Stored data:
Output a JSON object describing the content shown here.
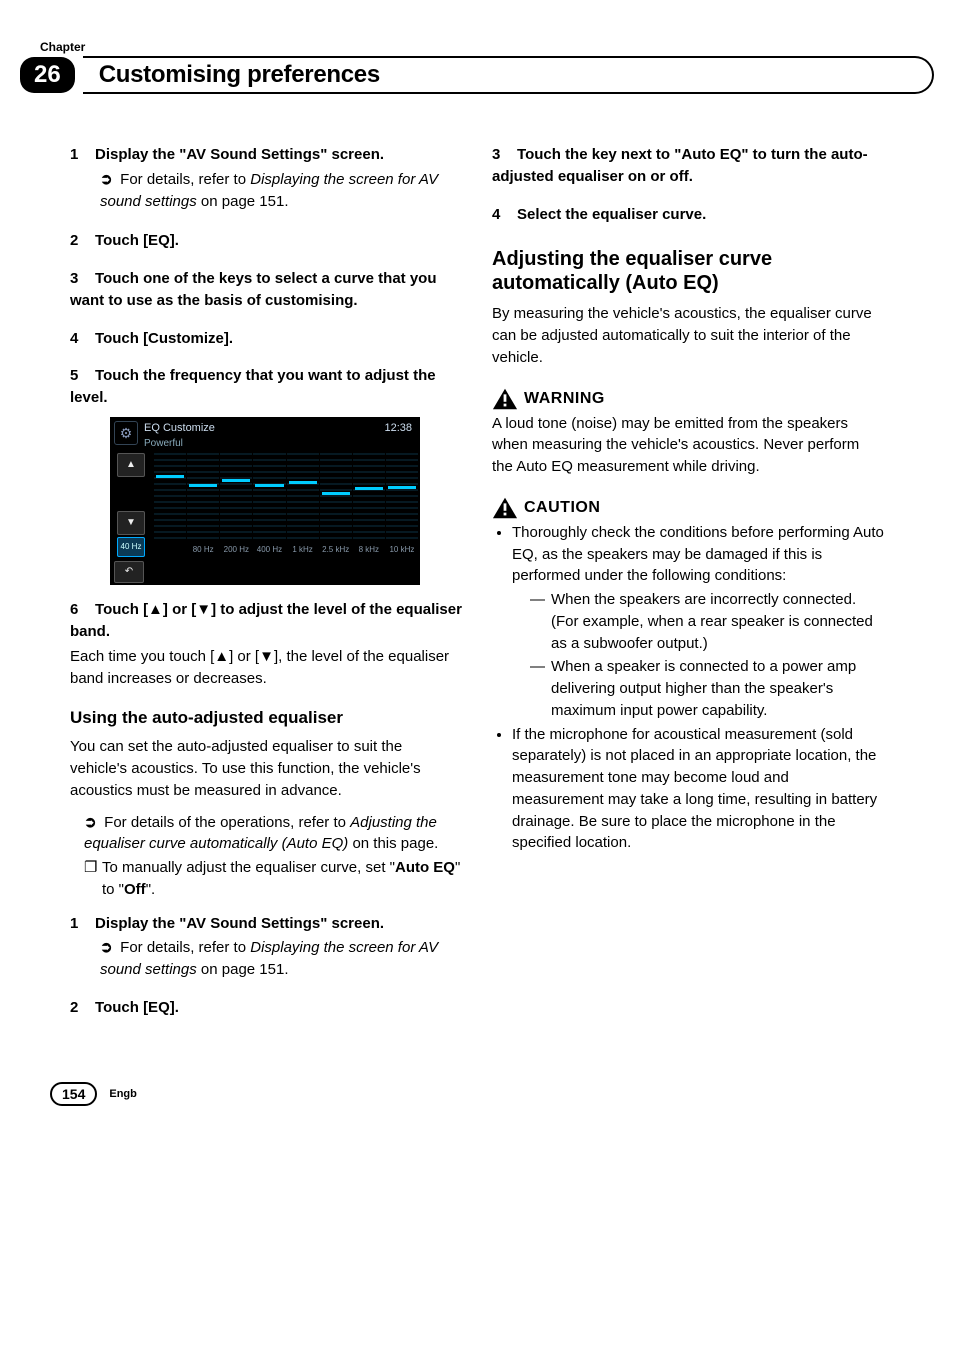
{
  "header": {
    "chapter_label": "Chapter",
    "chapter_number": "26",
    "title": "Customising preferences"
  },
  "left": {
    "step1": {
      "num": "1",
      "head": "Display the \"AV Sound Settings\" screen."
    },
    "ref1_prefix": "For details, refer to ",
    "ref1_italic": "Displaying the screen for AV sound settings",
    "ref1_suffix": " on page 151.",
    "step2": {
      "num": "2",
      "head": "Touch [EQ]."
    },
    "step3": {
      "num": "3",
      "head": "Touch one of the keys to select a curve that you want to use as the basis of customising."
    },
    "step4": {
      "num": "4",
      "head": "Touch [Customize]."
    },
    "step5": {
      "num": "5",
      "head": "Touch the frequency that you want to adjust the level."
    },
    "screenshot": {
      "title": "EQ Customize",
      "subtitle": "Powerful",
      "clock": "12:38",
      "sel": "40 Hz",
      "bands": [
        "80 Hz",
        "200 Hz",
        "400 Hz",
        "1 kHz",
        "2.5 kHz",
        "8 kHz",
        "10 kHz"
      ],
      "levels": [
        72,
        60,
        66,
        60,
        64,
        50,
        56,
        58
      ]
    },
    "step6_a": {
      "num": "6",
      "head": "Touch [▲] or [▼] to adjust the level of the equaliser band."
    },
    "step6_body": "Each time you touch [▲] or [▼], the level of the equaliser band increases or decreases.",
    "h3_auto": "Using the auto-adjusted equaliser",
    "auto_p": "You can set the auto-adjusted equaliser to suit the vehicle's acoustics. To use this function, the vehicle's acoustics must be measured in advance.",
    "auto_ref_prefix": "For details of the operations, refer to ",
    "auto_ref_italic": "Adjusting the equaliser curve automatically (Auto EQ)",
    "auto_ref_suffix": " on this page.",
    "auto_box_a": "To manually adjust the equaliser curve, set \"",
    "auto_box_b": "Auto EQ",
    "auto_box_c": "\" to \"",
    "auto_box_d": "Off",
    "auto_box_e": "\".",
    "step1b": {
      "num": "1",
      "head": "Display the \"AV Sound Settings\" screen."
    },
    "ref1b_prefix": "For details, refer to ",
    "ref1b_italic": "Displaying the screen for AV sound settings",
    "ref1b_suffix": " on page 151.",
    "step2b": {
      "num": "2",
      "head": "Touch [EQ]."
    }
  },
  "right": {
    "step3": {
      "num": "3",
      "head": "Touch the key next to \"Auto EQ\" to turn the auto-adjusted equaliser on or off."
    },
    "step4": {
      "num": "4",
      "head": "Select the equaliser curve."
    },
    "h2": "Adjusting the equaliser curve automatically (Auto EQ)",
    "p_auto": "By measuring the vehicle's acoustics, the equaliser curve can be adjusted automatically to suit the interior of the vehicle.",
    "warn_label": "WARNING",
    "warn_text": "A loud tone (noise) may be emitted from the speakers when measuring the vehicle's acoustics. Never perform the Auto EQ measurement while driving.",
    "caution_label": "CAUTION",
    "caution_b1": "Thoroughly check the conditions before performing Auto EQ, as the speakers may be damaged if this is performed under the following conditions:",
    "caution_b1_d1": "When the speakers are incorrectly connected. (For example, when a rear speaker is connected as a subwoofer output.)",
    "caution_b1_d2": "When a speaker is connected to a power amp delivering output higher than the speaker's maximum input power capability.",
    "caution_b2": "If the microphone for acoustical measurement (sold separately) is not placed in an appropriate location, the measurement tone may become loud and measurement may take a long time, resulting in battery drainage. Be sure to place the microphone in the specified location."
  },
  "footer": {
    "page": "154",
    "lang": "Engb"
  },
  "icons": {
    "ref": "➲",
    "box": "❐",
    "dash": "—",
    "up": "▲",
    "down": "▼",
    "back": "↶",
    "gear": "⚙"
  }
}
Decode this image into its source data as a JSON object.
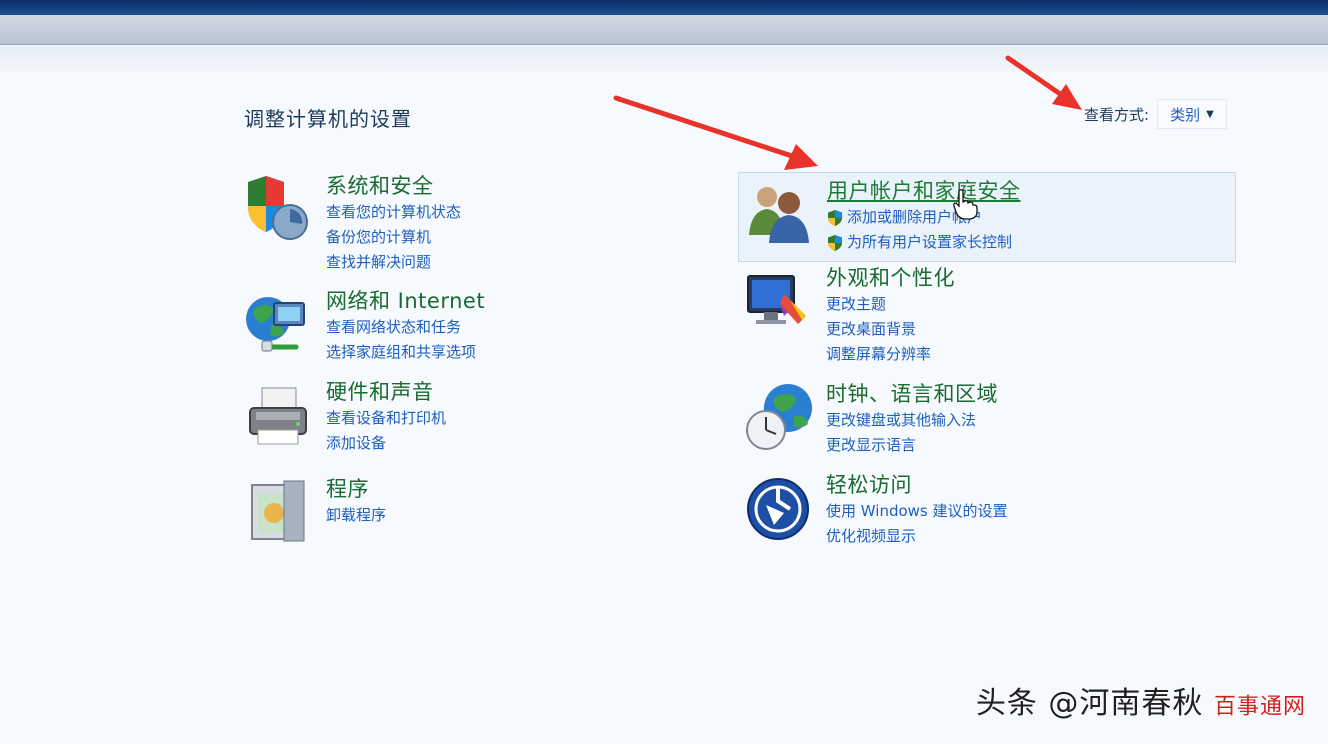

— EXERCISE REQUIREMENTS —
Copy out all the records exactly, excluding pictures.

— RESPONSE TO THIS TASK —
Output a JSON object describing the content shown here.
{
  "header": {
    "chapter_label": "Chapter",
    "chapter_number": "26",
    "title": "Customising preferences"
  },
  "left": {
    "step1": {
      "num": "1",
      "head": "Display the \"AV Sound Settings\" screen."
    },
    "ref1_prefix": "For details, refer to ",
    "ref1_italic": "Displaying the screen for AV sound settings",
    "ref1_suffix": " on page 151.",
    "step2": {
      "num": "2",
      "head": "Touch [EQ]."
    },
    "step3": {
      "num": "3",
      "head": "Touch one of the keys to select a curve that you want to use as the basis of customising."
    },
    "step4": {
      "num": "4",
      "head": "Touch [Customize]."
    },
    "step5": {
      "num": "5",
      "head": "Touch the frequency that you want to adjust the level."
    },
    "screenshot": {
      "title": "EQ Customize",
      "subtitle": "Powerful",
      "clock": "12:38",
      "sel": "40 Hz",
      "bands": [
        "80 Hz",
        "200 Hz",
        "400 Hz",
        "1 kHz",
        "2.5 kHz",
        "8 kHz",
        "10 kHz"
      ],
      "levels": [
        72,
        60,
        66,
        60,
        64,
        50,
        56,
        58
      ]
    },
    "step6_a": {
      "num": "6",
      "head": "Touch [▲] or [▼] to adjust the level of the equaliser band."
    },
    "step6_body": "Each time you touch [▲] or [▼], the level of the equaliser band increases or decreases.",
    "h3_auto": "Using the auto-adjusted equaliser",
    "auto_p": "You can set the auto-adjusted equaliser to suit the vehicle's acoustics. To use this function, the vehicle's acoustics must be measured in advance.",
    "auto_ref_prefix": "For details of the operations, refer to ",
    "auto_ref_italic": "Adjusting the equaliser curve automatically (Auto EQ)",
    "auto_ref_suffix": " on this page.",
    "auto_box_a": "To manually adjust the equaliser curve, set \"",
    "auto_box_b": "Auto EQ",
    "auto_box_c": "\" to \"",
    "auto_box_d": "Off",
    "auto_box_e": "\".",
    "step1b": {
      "num": "1",
      "head": "Display the \"AV Sound Settings\" screen."
    },
    "ref1b_prefix": "For details, refer to ",
    "ref1b_italic": "Displaying the screen for AV sound settings",
    "ref1b_suffix": " on page 151.",
    "step2b": {
      "num": "2",
      "head": "Touch [EQ]."
    }
  },
  "right": {
    "step3": {
      "num": "3",
      "head": "Touch the key next to \"Auto EQ\" to turn the auto-adjusted equaliser on or off."
    },
    "step4": {
      "num": "4",
      "head": "Select the equaliser curve."
    },
    "h2": "Adjusting the equaliser curve automatically (Auto EQ)",
    "p_auto": "By measuring the vehicle's acoustics, the equaliser curve can be adjusted automatically to suit the interior of the vehicle.",
    "warn_label": "WARNING",
    "warn_text": "A loud tone (noise) may be emitted from the speakers when measuring the vehicle's acoustics. Never perform the Auto EQ measurement while driving.",
    "caution_label": "CAUTION",
    "caution_b1": "Thoroughly check the conditions before performing Auto EQ, as the speakers may be damaged if this is performed under the following conditions:",
    "caution_b1_d1": "When the speakers are incorrectly connected. (For example, when a rear speaker is connected as a subwoofer output.)",
    "caution_b1_d2": "When a speaker is connected to a power amp delivering output higher than the speaker's maximum input power capability.",
    "caution_b2": "If the microphone for acoustical measurement (sold separately) is not placed in an appropriate location, the measurement tone may become loud and measurement may take a long time, resulting in battery drainage. Be sure to place the microphone in the specified location."
  },
  "footer": {
    "page": "154",
    "lang": "Engb"
  },
  "icons": {
    "ref": "➲",
    "box": "❐",
    "dash": "—",
    "up": "▲",
    "down": "▼",
    "back": "↶",
    "gear": "⚙"
  }
}
Decode this image into its source data as a JSON object.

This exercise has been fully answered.